Type out the complete listing below word for word, without its pictures.

> _Data for this task_:
________________

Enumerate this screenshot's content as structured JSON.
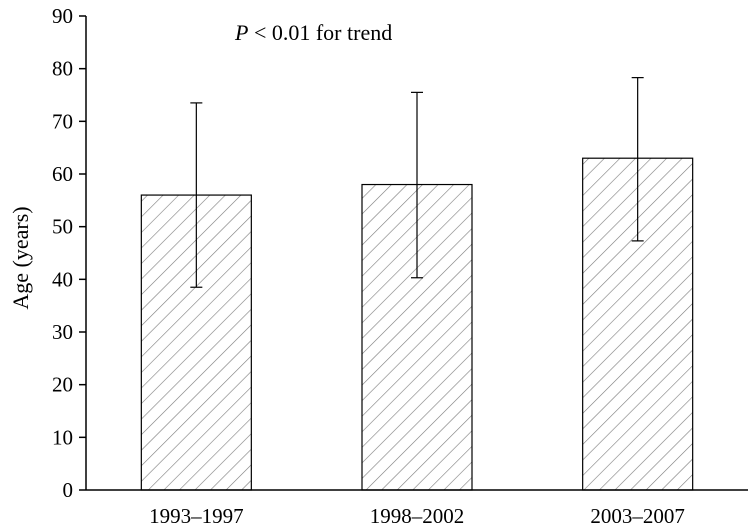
{
  "chart_data": {
    "type": "bar",
    "categories": [
      "1993–1997",
      "1998–2002",
      "2003–2007"
    ],
    "values": [
      56,
      58,
      63
    ],
    "error_upper": [
      73.5,
      75.5,
      78.3
    ],
    "error_lower": [
      38.5,
      40.3,
      47.3
    ],
    "title": "",
    "xlabel": "",
    "ylabel": "Age (years)",
    "ylim": [
      0,
      90
    ],
    "yticks": [
      0,
      10,
      20,
      30,
      40,
      50,
      60,
      70,
      80,
      90
    ],
    "annotation": {
      "italic": "P",
      "rest": " < 0.01 for trend"
    },
    "grid": false,
    "legend": "none",
    "bar_fill": "diagonal-hatch",
    "colors": {
      "hatch": "#7a7a7a",
      "outline": "#000000",
      "axis": "#000000"
    }
  }
}
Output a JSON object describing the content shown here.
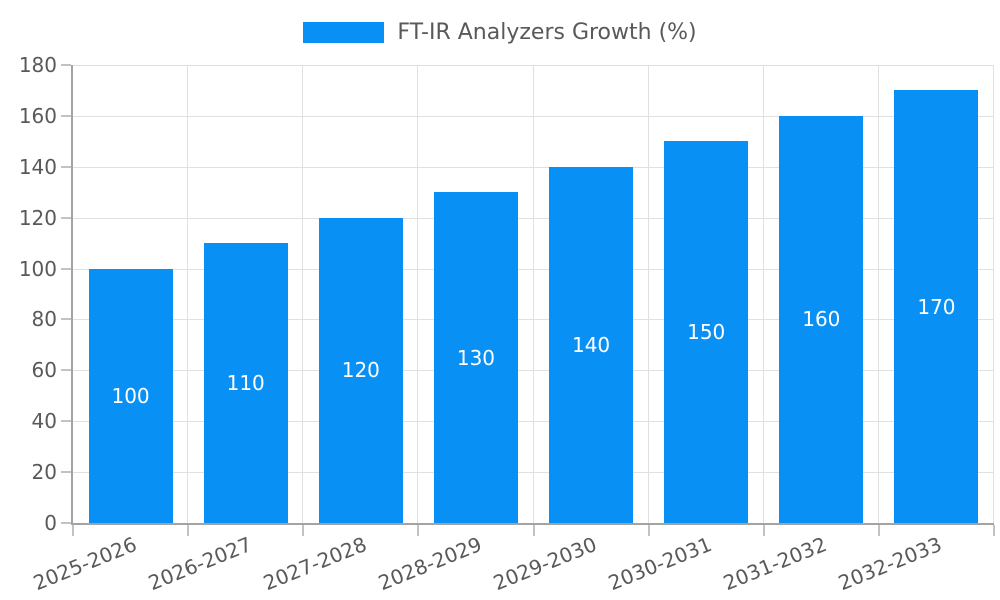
{
  "chart_data": {
    "type": "bar",
    "title": "FT-IR Analyzers Growth (%)",
    "categories": [
      "2025-2026",
      "2026-2027",
      "2027-2028",
      "2028-2029",
      "2029-2030",
      "2030-2031",
      "2031-2032",
      "2032-2033"
    ],
    "values": [
      100,
      110,
      120,
      130,
      140,
      150,
      160,
      170
    ],
    "bar_labels": [
      "100",
      "110",
      "120",
      "130",
      "140",
      "150",
      "160",
      "170"
    ],
    "xlabel": "",
    "ylabel": "",
    "ylim": [
      0,
      180
    ],
    "ytick_step": 20,
    "y_tick_labels": [
      "0",
      "20",
      "40",
      "60",
      "80",
      "100",
      "120",
      "140",
      "160",
      "180"
    ],
    "grid": true,
    "legend_position": "top-center",
    "colors": {
      "bar": "#0990f5",
      "bar_label": "#ffffff",
      "axis_text": "#595959",
      "gridline": "#e0e0e0",
      "axis_line": "#a3a3a3",
      "tick": "#c2c2c2",
      "background": "#ffffff"
    }
  },
  "legend": {
    "label": "FT-IR Analyzers Growth (%)"
  }
}
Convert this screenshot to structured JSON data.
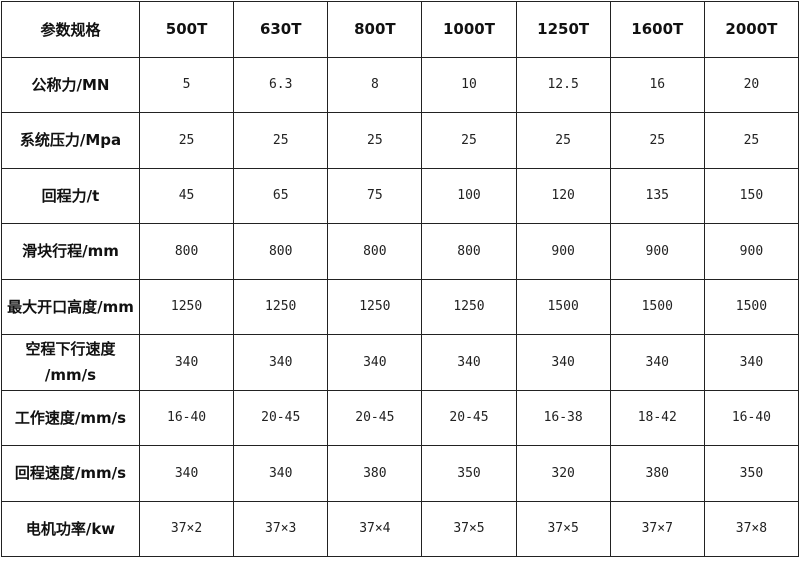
{
  "table": {
    "header": [
      "参数规格",
      "500T",
      "630T",
      "800T",
      "1000T",
      "1250T",
      "1600T",
      "2000T"
    ],
    "rows": [
      {
        "label": "公称力/MN",
        "values": [
          "5",
          "6.3",
          "8",
          "10",
          "12.5",
          "16",
          "20"
        ]
      },
      {
        "label": "系统压力/Mpa",
        "values": [
          "25",
          "25",
          "25",
          "25",
          "25",
          "25",
          "25"
        ]
      },
      {
        "label": "回程力/t",
        "values": [
          "45",
          "65",
          "75",
          "100",
          "120",
          "135",
          "150"
        ]
      },
      {
        "label": "滑块行程/mm",
        "values": [
          "800",
          "800",
          "800",
          "800",
          "900",
          "900",
          "900"
        ]
      },
      {
        "label": "最大开口高度/mm",
        "values": [
          "1250",
          "1250",
          "1250",
          "1250",
          "1500",
          "1500",
          "1500"
        ]
      },
      {
        "label": "空程下行速度/mm/s",
        "values": [
          "340",
          "340",
          "340",
          "340",
          "340",
          "340",
          "340"
        ]
      },
      {
        "label": "工作速度/mm/s",
        "values": [
          "16-40",
          "20-45",
          "20-45",
          "20-45",
          "16-38",
          "18-42",
          "16-40"
        ]
      },
      {
        "label": "回程速度/mm/s",
        "values": [
          "340",
          "340",
          "380",
          "350",
          "320",
          "380",
          "350"
        ]
      },
      {
        "label": "电机功率/kw",
        "values": [
          "37×2",
          "37×3",
          "37×4",
          "37×5",
          "37×5",
          "37×7",
          "37×8"
        ]
      }
    ]
  }
}
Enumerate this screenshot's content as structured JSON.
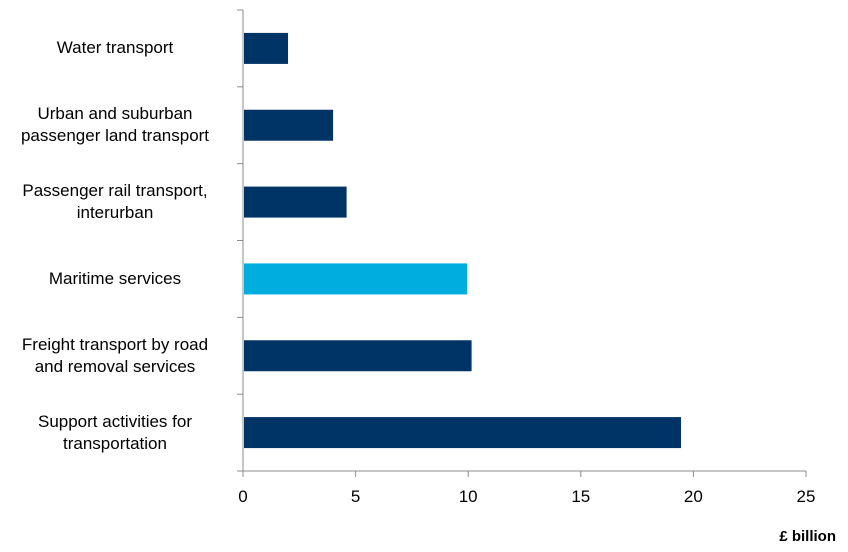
{
  "chart_data": {
    "type": "bar",
    "orientation": "horizontal",
    "categories": [
      "Water transport",
      "Urban and suburban passenger land transport",
      "Passenger rail transport, interurban",
      "Maritime services",
      "Freight transport by road and removal services",
      "Support activities for transportation"
    ],
    "category_lines": [
      [
        "Water transport"
      ],
      [
        "Urban and suburban",
        "passenger land transport"
      ],
      [
        "Passenger rail transport,",
        "interurban"
      ],
      [
        "Maritime services"
      ],
      [
        "Freight transport by road",
        "and removal services"
      ],
      [
        "Support activities for",
        "transportation"
      ]
    ],
    "values": [
      2.0,
      4.0,
      4.6,
      9.95,
      10.15,
      19.45
    ],
    "highlight_index": 3,
    "xlim": [
      0,
      25
    ],
    "xticks": [
      0,
      5,
      10,
      15,
      20,
      25
    ],
    "xlabel": "£ billion",
    "grid": false,
    "colors": {
      "bar": "#003366",
      "highlight": "#00ADDF",
      "axis": "#8C8C8C"
    }
  }
}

________________

> _Answer in full_:
Enumerate this screenshot's content as structured JSON.
{
  "chart_data": {
    "type": "bar",
    "categories": [
      "1993–1997",
      "1998–2002",
      "2003–2007"
    ],
    "values": [
      56,
      58,
      63
    ],
    "error_upper": [
      73.5,
      75.5,
      78.3
    ],
    "error_lower": [
      38.5,
      40.3,
      47.3
    ],
    "title": "",
    "xlabel": "",
    "ylabel": "Age (years)",
    "ylim": [
      0,
      90
    ],
    "yticks": [
      0,
      10,
      20,
      30,
      40,
      50,
      60,
      70,
      80,
      90
    ],
    "annotation": {
      "italic": "P",
      "rest": " < 0.01 for trend"
    },
    "grid": false,
    "legend": "none",
    "bar_fill": "diagonal-hatch",
    "colors": {
      "hatch": "#7a7a7a",
      "outline": "#000000",
      "axis": "#000000"
    }
  }
}
Output a JSON object describing the content shown here.
{
  "chart_data": {
    "type": "bar",
    "title": "FT-IR Analyzers Growth (%)",
    "categories": [
      "2025-2026",
      "2026-2027",
      "2027-2028",
      "2028-2029",
      "2029-2030",
      "2030-2031",
      "2031-2032",
      "2032-2033"
    ],
    "values": [
      100,
      110,
      120,
      130,
      140,
      150,
      160,
      170
    ],
    "bar_labels": [
      "100",
      "110",
      "120",
      "130",
      "140",
      "150",
      "160",
      "170"
    ],
    "xlabel": "",
    "ylabel": "",
    "ylim": [
      0,
      180
    ],
    "ytick_step": 20,
    "y_tick_labels": [
      "0",
      "20",
      "40",
      "60",
      "80",
      "100",
      "120",
      "140",
      "160",
      "180"
    ],
    "grid": true,
    "legend_position": "top-center",
    "colors": {
      "bar": "#0990f5",
      "bar_label": "#ffffff",
      "axis_text": "#595959",
      "gridline": "#e0e0e0",
      "axis_line": "#a3a3a3",
      "tick": "#c2c2c2",
      "background": "#ffffff"
    }
  },
  "legend": {
    "label": "FT-IR Analyzers Growth (%)"
  }
}
Convert this screenshot to structured JSON data.
{
  "table": {
    "header": [
      "参数规格",
      "500T",
      "630T",
      "800T",
      "1000T",
      "1250T",
      "1600T",
      "2000T"
    ],
    "rows": [
      {
        "label": "公称力/MN",
        "values": [
          "5",
          "6.3",
          "8",
          "10",
          "12.5",
          "16",
          "20"
        ]
      },
      {
        "label": "系统压力/Mpa",
        "values": [
          "25",
          "25",
          "25",
          "25",
          "25",
          "25",
          "25"
        ]
      },
      {
        "label": "回程力/t",
        "values": [
          "45",
          "65",
          "75",
          "100",
          "120",
          "135",
          "150"
        ]
      },
      {
        "label": "滑块行程/mm",
        "values": [
          "800",
          "800",
          "800",
          "800",
          "900",
          "900",
          "900"
        ]
      },
      {
        "label": "最大开口高度/mm",
        "values": [
          "1250",
          "1250",
          "1250",
          "1250",
          "1500",
          "1500",
          "1500"
        ]
      },
      {
        "label": "空程下行速度/mm/s",
        "values": [
          "340",
          "340",
          "340",
          "340",
          "340",
          "340",
          "340"
        ]
      },
      {
        "label": "工作速度/mm/s",
        "values": [
          "16-40",
          "20-45",
          "20-45",
          "20-45",
          "16-38",
          "18-42",
          "16-40"
        ]
      },
      {
        "label": "回程速度/mm/s",
        "values": [
          "340",
          "340",
          "380",
          "350",
          "320",
          "380",
          "350"
        ]
      },
      {
        "label": "电机功率/kw",
        "values": [
          "37×2",
          "37×3",
          "37×4",
          "37×5",
          "37×5",
          "37×7",
          "37×8"
        ]
      }
    ]
  }
}
Enumerate this screenshot's content as structured JSON.
{
  "chart_data": {
    "type": "bar",
    "orientation": "horizontal",
    "categories": [
      "Water transport",
      "Urban and suburban passenger land transport",
      "Passenger rail transport, interurban",
      "Maritime services",
      "Freight transport by road and removal services",
      "Support activities for transportation"
    ],
    "category_lines": [
      [
        "Water transport"
      ],
      [
        "Urban and suburban",
        "passenger land transport"
      ],
      [
        "Passenger rail transport,",
        "interurban"
      ],
      [
        "Maritime services"
      ],
      [
        "Freight transport by road",
        "and removal services"
      ],
      [
        "Support activities for",
        "transportation"
      ]
    ],
    "values": [
      2.0,
      4.0,
      4.6,
      9.95,
      10.15,
      19.45
    ],
    "highlight_index": 3,
    "xlim": [
      0,
      25
    ],
    "xticks": [
      0,
      5,
      10,
      15,
      20,
      25
    ],
    "xlabel": "£ billion",
    "grid": false,
    "colors": {
      "bar": "#003366",
      "highlight": "#00ADDF",
      "axis": "#8C8C8C"
    }
  }
}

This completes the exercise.